▶ [Provided records]

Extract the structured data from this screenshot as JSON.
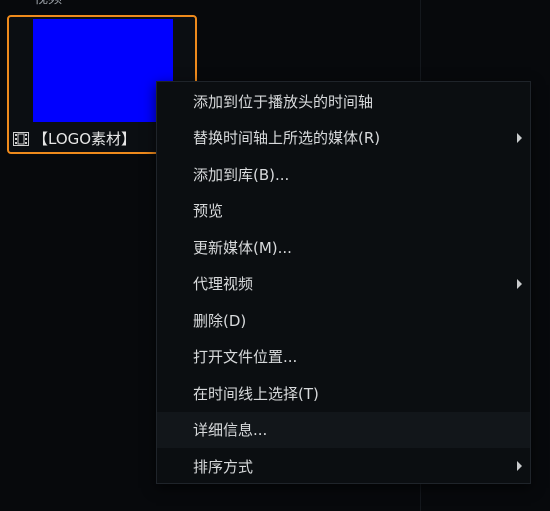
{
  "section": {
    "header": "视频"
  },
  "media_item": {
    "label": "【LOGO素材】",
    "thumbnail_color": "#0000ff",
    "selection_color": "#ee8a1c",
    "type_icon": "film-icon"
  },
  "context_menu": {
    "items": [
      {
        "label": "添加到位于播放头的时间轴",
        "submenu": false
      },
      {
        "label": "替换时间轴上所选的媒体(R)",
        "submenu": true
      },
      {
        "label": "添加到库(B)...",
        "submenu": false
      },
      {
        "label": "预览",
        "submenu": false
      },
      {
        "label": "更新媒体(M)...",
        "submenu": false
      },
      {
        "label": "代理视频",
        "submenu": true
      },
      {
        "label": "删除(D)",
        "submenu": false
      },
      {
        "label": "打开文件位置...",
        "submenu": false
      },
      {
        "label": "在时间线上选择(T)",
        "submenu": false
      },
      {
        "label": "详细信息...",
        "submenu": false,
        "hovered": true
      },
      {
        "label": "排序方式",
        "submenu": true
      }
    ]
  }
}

▶ [Given problem]
Return each line exactly as written. Any picture gets left out.

▶ [Complete response]
Extract the structured data from this screenshot as JSON.
{
  "section": {
    "header": "视频"
  },
  "media_item": {
    "label": "【LOGO素材】",
    "thumbnail_color": "#0000ff",
    "selection_color": "#ee8a1c",
    "type_icon": "film-icon"
  },
  "context_menu": {
    "items": [
      {
        "label": "添加到位于播放头的时间轴",
        "submenu": false
      },
      {
        "label": "替换时间轴上所选的媒体(R)",
        "submenu": true
      },
      {
        "label": "添加到库(B)...",
        "submenu": false
      },
      {
        "label": "预览",
        "submenu": false
      },
      {
        "label": "更新媒体(M)...",
        "submenu": false
      },
      {
        "label": "代理视频",
        "submenu": true
      },
      {
        "label": "删除(D)",
        "submenu": false
      },
      {
        "label": "打开文件位置...",
        "submenu": false
      },
      {
        "label": "在时间线上选择(T)",
        "submenu": false
      },
      {
        "label": "详细信息...",
        "submenu": false,
        "hovered": true
      },
      {
        "label": "排序方式",
        "submenu": true
      }
    ]
  }
}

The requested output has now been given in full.